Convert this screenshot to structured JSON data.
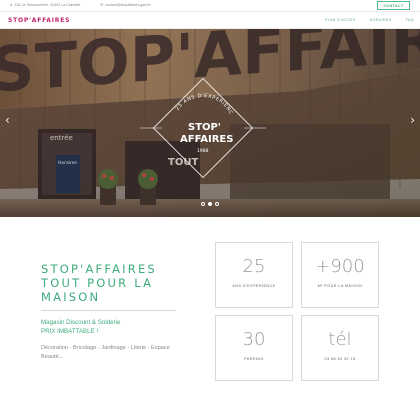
{
  "topbar": {
    "address": "ZAC la Tartasonnière, 30400 La Calmette",
    "email": "contact@stopaffaires-gard.fr",
    "contact_label": "CONTACT"
  },
  "header": {
    "logo": "STOP'AFFAIRES",
    "nav": [
      "PLAN D'ACCES",
      "HORAIRES",
      "FAQ"
    ]
  },
  "hero": {
    "store_sign": "STOP'AFFAIRES",
    "emblem_arc": "25 ANS D'EXPERIENCE",
    "emblem_title_1": "STOP'",
    "emblem_title_2": "AFFAIRES",
    "emblem_year": "1988",
    "door_sign": "entrée",
    "poster_title": "Horaires",
    "shop_sign": "TOUT",
    "slides_count": 3,
    "active_slide": 1
  },
  "intro": {
    "tagline": "STOP'AFFAIRES TOUT POUR LA MAISON",
    "subtitle_1": "Magasin Discount & Solderie",
    "subtitle_2": "PRIX IMBATTABLE !",
    "description": "Décoration - Bricolage - Jardinage - Literie - Espace Beauté..."
  },
  "tiles": [
    {
      "value": "25",
      "label": "ANS D'EXPERIENCE"
    },
    {
      "value": "+900",
      "label": "M² POUR LA MAISON"
    },
    {
      "value": "30",
      "label": "PARKING"
    },
    {
      "value": "tél",
      "label": "04 66 63 32 15"
    }
  ],
  "colors": {
    "accent_green": "#3dab7b",
    "logo_magenta": "#c1246b"
  }
}
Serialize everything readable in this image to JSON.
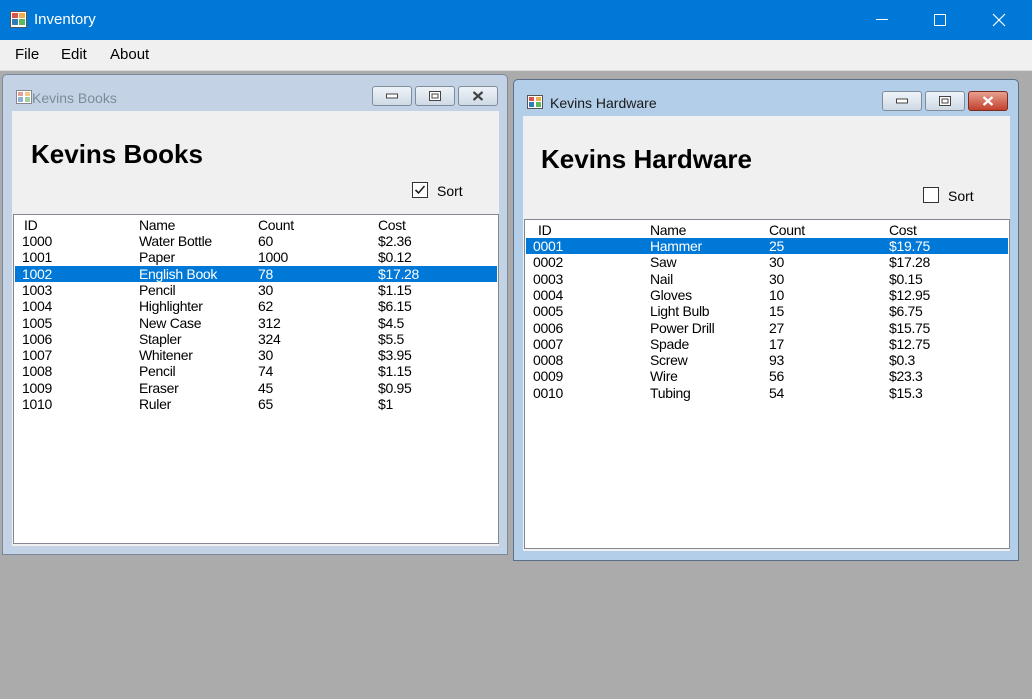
{
  "app": {
    "title": "Inventory"
  },
  "menu": [
    "File",
    "Edit",
    "About"
  ],
  "colors": {
    "titlebar": "#0078d7",
    "selection": "#0078d7",
    "mdi_background": "#ababab"
  },
  "books": {
    "window_title": "Kevins Books",
    "heading": "Kevins Books",
    "sort_label": "Sort",
    "sort_checked": true,
    "columns": [
      "ID",
      "Name",
      "Count",
      "Cost"
    ],
    "selected_index": 2,
    "rows": [
      [
        "1000",
        "Water Bottle",
        "60",
        "$2.36"
      ],
      [
        "1001",
        "Paper",
        "1000",
        "$0.12"
      ],
      [
        "1002",
        "English Book",
        "78",
        "$17.28"
      ],
      [
        "1003",
        "Pencil",
        "30",
        "$1.15"
      ],
      [
        "1004",
        "Highlighter",
        "62",
        "$6.15"
      ],
      [
        "1005",
        "New Case",
        "312",
        "$4.5"
      ],
      [
        "1006",
        "Stapler",
        "324",
        "$5.5"
      ],
      [
        "1007",
        "Whitener",
        "30",
        "$3.95"
      ],
      [
        "1008",
        "Pencil",
        "74",
        "$1.15"
      ],
      [
        "1009",
        "Eraser",
        "45",
        "$0.95"
      ],
      [
        "1010",
        "Ruler",
        "65",
        "$1"
      ]
    ]
  },
  "hardware": {
    "window_title": "Kevins Hardware",
    "heading": "Kevins Hardware",
    "sort_label": "Sort",
    "sort_checked": false,
    "columns": [
      "ID",
      "Name",
      "Count",
      "Cost"
    ],
    "selected_index": 0,
    "rows": [
      [
        "0001",
        "Hammer",
        "25",
        "$19.75"
      ],
      [
        "0002",
        "Saw",
        "30",
        "$17.28"
      ],
      [
        "0003",
        "Nail",
        "30",
        "$0.15"
      ],
      [
        "0004",
        "Gloves",
        "10",
        "$12.95"
      ],
      [
        "0005",
        "Light Bulb",
        "15",
        "$6.75"
      ],
      [
        "0006",
        "Power Drill",
        "27",
        "$15.75"
      ],
      [
        "0007",
        "Spade",
        "17",
        "$12.75"
      ],
      [
        "0008",
        "Screw",
        "93",
        "$0.3"
      ],
      [
        "0009",
        "Wire",
        "56",
        "$23.3"
      ],
      [
        "0010",
        "Tubing",
        "54",
        "$15.3"
      ]
    ]
  }
}
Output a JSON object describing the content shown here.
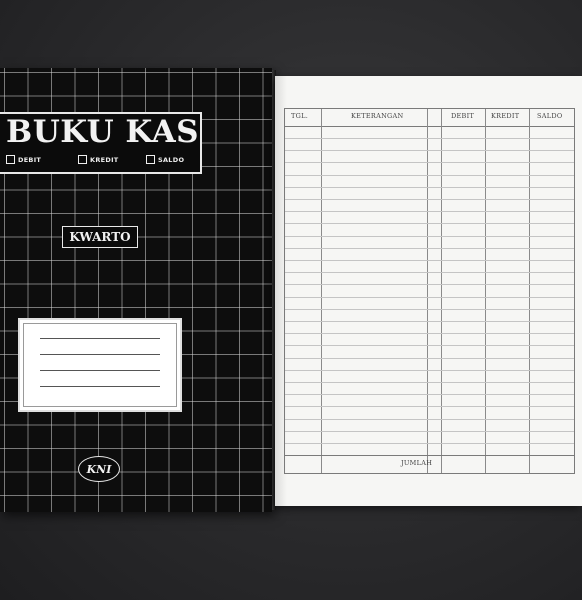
{
  "cover": {
    "title": "BUKU KAS",
    "options": [
      "DEBIT",
      "KREDIT",
      "SALDO"
    ],
    "size_label": "KWARTO",
    "brand": "KNI",
    "colors": {
      "cover_bg": "#0d0d0d",
      "grid": "#d2d2d2",
      "text": "#f2f2f2"
    }
  },
  "ledger": {
    "columns": [
      "TGL.",
      "KETERANGAN",
      "DEBIT",
      "KREDIT",
      "SALDO"
    ],
    "footer_label": "JUMLAH",
    "colors": {
      "paper": "#f6f6f4",
      "rule": "#c4c4c4"
    }
  }
}
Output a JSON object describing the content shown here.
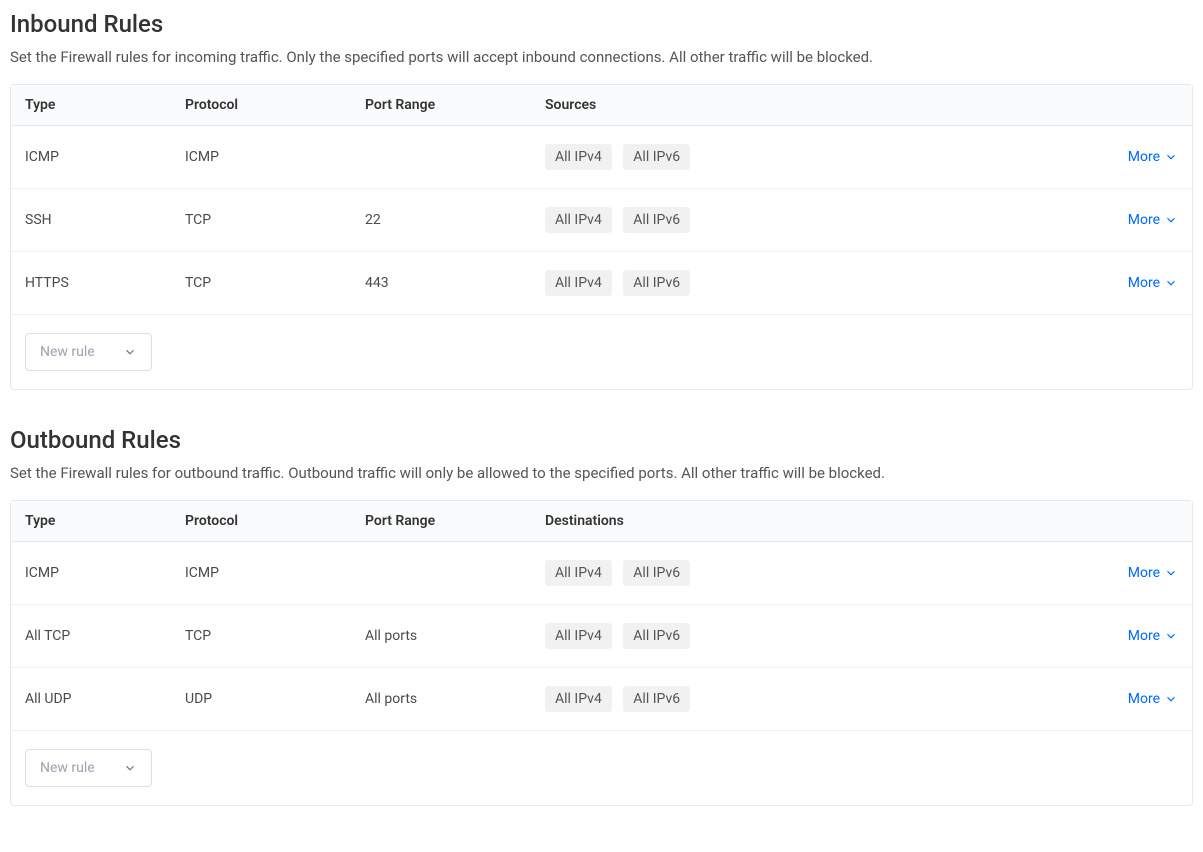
{
  "inbound": {
    "title": "Inbound Rules",
    "description": "Set the Firewall rules for incoming traffic. Only the specified ports will accept inbound connections. All other traffic will be blocked.",
    "headers": {
      "type": "Type",
      "protocol": "Protocol",
      "portRange": "Port Range",
      "sources": "Sources"
    },
    "rows": [
      {
        "type": "ICMP",
        "protocol": "ICMP",
        "portRange": "",
        "tags": [
          "All IPv4",
          "All IPv6"
        ]
      },
      {
        "type": "SSH",
        "protocol": "TCP",
        "portRange": "22",
        "tags": [
          "All IPv4",
          "All IPv6"
        ]
      },
      {
        "type": "HTTPS",
        "protocol": "TCP",
        "portRange": "443",
        "tags": [
          "All IPv4",
          "All IPv6"
        ]
      }
    ],
    "newRulePlaceholder": "New rule",
    "moreLabel": "More"
  },
  "outbound": {
    "title": "Outbound Rules",
    "description": "Set the Firewall rules for outbound traffic. Outbound traffic will only be allowed to the specified ports. All other traffic will be blocked.",
    "headers": {
      "type": "Type",
      "protocol": "Protocol",
      "portRange": "Port Range",
      "destinations": "Destinations"
    },
    "rows": [
      {
        "type": "ICMP",
        "protocol": "ICMP",
        "portRange": "",
        "tags": [
          "All IPv4",
          "All IPv6"
        ]
      },
      {
        "type": "All TCP",
        "protocol": "TCP",
        "portRange": "All ports",
        "tags": [
          "All IPv4",
          "All IPv6"
        ]
      },
      {
        "type": "All UDP",
        "protocol": "UDP",
        "portRange": "All ports",
        "tags": [
          "All IPv4",
          "All IPv6"
        ]
      }
    ],
    "newRulePlaceholder": "New rule",
    "moreLabel": "More"
  }
}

◆ DESCRIPTION OF THE TASK
Reproduce each entry precisely, dropping only the pictures.

◆ EXERCISE OUTPUT
Convert this screenshot to structured JSON data.
{
  "topbar": {
    "address": "ZAC la Tartasonnière, 30400 La Calmette",
    "email": "contact@stopaffaires-gard.fr",
    "contact_label": "CONTACT"
  },
  "header": {
    "logo": "STOP'AFFAIRES",
    "nav": [
      "PLAN D'ACCES",
      "HORAIRES",
      "FAQ"
    ]
  },
  "hero": {
    "store_sign": "STOP'AFFAIRES",
    "emblem_arc": "25 ANS D'EXPERIENCE",
    "emblem_title_1": "STOP'",
    "emblem_title_2": "AFFAIRES",
    "emblem_year": "1988",
    "door_sign": "entrée",
    "poster_title": "Horaires",
    "shop_sign": "TOUT",
    "slides_count": 3,
    "active_slide": 1
  },
  "intro": {
    "tagline": "STOP'AFFAIRES TOUT POUR LA MAISON",
    "subtitle_1": "Magasin Discount & Solderie",
    "subtitle_2": "PRIX IMBATTABLE !",
    "description": "Décoration - Bricolage - Jardinage - Literie - Espace Beauté..."
  },
  "tiles": [
    {
      "value": "25",
      "label": "ANS D'EXPERIENCE"
    },
    {
      "value": "+900",
      "label": "M² POUR LA MAISON"
    },
    {
      "value": "30",
      "label": "PARKING"
    },
    {
      "value": "tél",
      "label": "04 66 63 32 15"
    }
  ],
  "colors": {
    "accent_green": "#3dab7b",
    "logo_magenta": "#c1246b"
  }
}
Serialize everything readable in this image to JSON.
{
  "app": {
    "title": "Inventory"
  },
  "menu": [
    "File",
    "Edit",
    "About"
  ],
  "colors": {
    "titlebar": "#0078d7",
    "selection": "#0078d7",
    "mdi_background": "#ababab"
  },
  "books": {
    "window_title": "Kevins Books",
    "heading": "Kevins Books",
    "sort_label": "Sort",
    "sort_checked": true,
    "columns": [
      "ID",
      "Name",
      "Count",
      "Cost"
    ],
    "selected_index": 2,
    "rows": [
      [
        "1000",
        "Water Bottle",
        "60",
        "$2.36"
      ],
      [
        "1001",
        "Paper",
        "1000",
        "$0.12"
      ],
      [
        "1002",
        "English Book",
        "78",
        "$17.28"
      ],
      [
        "1003",
        "Pencil",
        "30",
        "$1.15"
      ],
      [
        "1004",
        "Highlighter",
        "62",
        "$6.15"
      ],
      [
        "1005",
        "New Case",
        "312",
        "$4.5"
      ],
      [
        "1006",
        "Stapler",
        "324",
        "$5.5"
      ],
      [
        "1007",
        "Whitener",
        "30",
        "$3.95"
      ],
      [
        "1008",
        "Pencil",
        "74",
        "$1.15"
      ],
      [
        "1009",
        "Eraser",
        "45",
        "$0.95"
      ],
      [
        "1010",
        "Ruler",
        "65",
        "$1"
      ]
    ]
  },
  "hardware": {
    "window_title": "Kevins Hardware",
    "heading": "Kevins Hardware",
    "sort_label": "Sort",
    "sort_checked": false,
    "columns": [
      "ID",
      "Name",
      "Count",
      "Cost"
    ],
    "selected_index": 0,
    "rows": [
      [
        "0001",
        "Hammer",
        "25",
        "$19.75"
      ],
      [
        "0002",
        "Saw",
        "30",
        "$17.28"
      ],
      [
        "0003",
        "Nail",
        "30",
        "$0.15"
      ],
      [
        "0004",
        "Gloves",
        "10",
        "$12.95"
      ],
      [
        "0005",
        "Light Bulb",
        "15",
        "$6.75"
      ],
      [
        "0006",
        "Power Drill",
        "27",
        "$15.75"
      ],
      [
        "0007",
        "Spade",
        "17",
        "$12.75"
      ],
      [
        "0008",
        "Screw",
        "93",
        "$0.3"
      ],
      [
        "0009",
        "Wire",
        "56",
        "$23.3"
      ],
      [
        "0010",
        "Tubing",
        "54",
        "$15.3"
      ]
    ]
  }
}
Output a JSON object describing the content shown here.
{
  "cover": {
    "title": "BUKU KAS",
    "options": [
      "DEBIT",
      "KREDIT",
      "SALDO"
    ],
    "size_label": "KWARTO",
    "brand": "KNI",
    "colors": {
      "cover_bg": "#0d0d0d",
      "grid": "#d2d2d2",
      "text": "#f2f2f2"
    }
  },
  "ledger": {
    "columns": [
      "TGL.",
      "KETERANGAN",
      "DEBIT",
      "KREDIT",
      "SALDO"
    ],
    "footer_label": "JUMLAH",
    "colors": {
      "paper": "#f6f6f4",
      "rule": "#c4c4c4"
    }
  }
}
Output a JSON object describing the content shown here.
{
  "inbound": {
    "title": "Inbound Rules",
    "description": "Set the Firewall rules for incoming traffic. Only the specified ports will accept inbound connections. All other traffic will be blocked.",
    "headers": {
      "type": "Type",
      "protocol": "Protocol",
      "portRange": "Port Range",
      "sources": "Sources"
    },
    "rows": [
      {
        "type": "ICMP",
        "protocol": "ICMP",
        "portRange": "",
        "tags": [
          "All IPv4",
          "All IPv6"
        ]
      },
      {
        "type": "SSH",
        "protocol": "TCP",
        "portRange": "22",
        "tags": [
          "All IPv4",
          "All IPv6"
        ]
      },
      {
        "type": "HTTPS",
        "protocol": "TCP",
        "portRange": "443",
        "tags": [
          "All IPv4",
          "All IPv6"
        ]
      }
    ],
    "newRulePlaceholder": "New rule",
    "moreLabel": "More"
  },
  "outbound": {
    "title": "Outbound Rules",
    "description": "Set the Firewall rules for outbound traffic. Outbound traffic will only be allowed to the specified ports. All other traffic will be blocked.",
    "headers": {
      "type": "Type",
      "protocol": "Protocol",
      "portRange": "Port Range",
      "destinations": "Destinations"
    },
    "rows": [
      {
        "type": "ICMP",
        "protocol": "ICMP",
        "portRange": "",
        "tags": [
          "All IPv4",
          "All IPv6"
        ]
      },
      {
        "type": "All TCP",
        "protocol": "TCP",
        "portRange": "All ports",
        "tags": [
          "All IPv4",
          "All IPv6"
        ]
      },
      {
        "type": "All UDP",
        "protocol": "UDP",
        "portRange": "All ports",
        "tags": [
          "All IPv4",
          "All IPv6"
        ]
      }
    ],
    "newRulePlaceholder": "New rule",
    "moreLabel": "More"
  }
}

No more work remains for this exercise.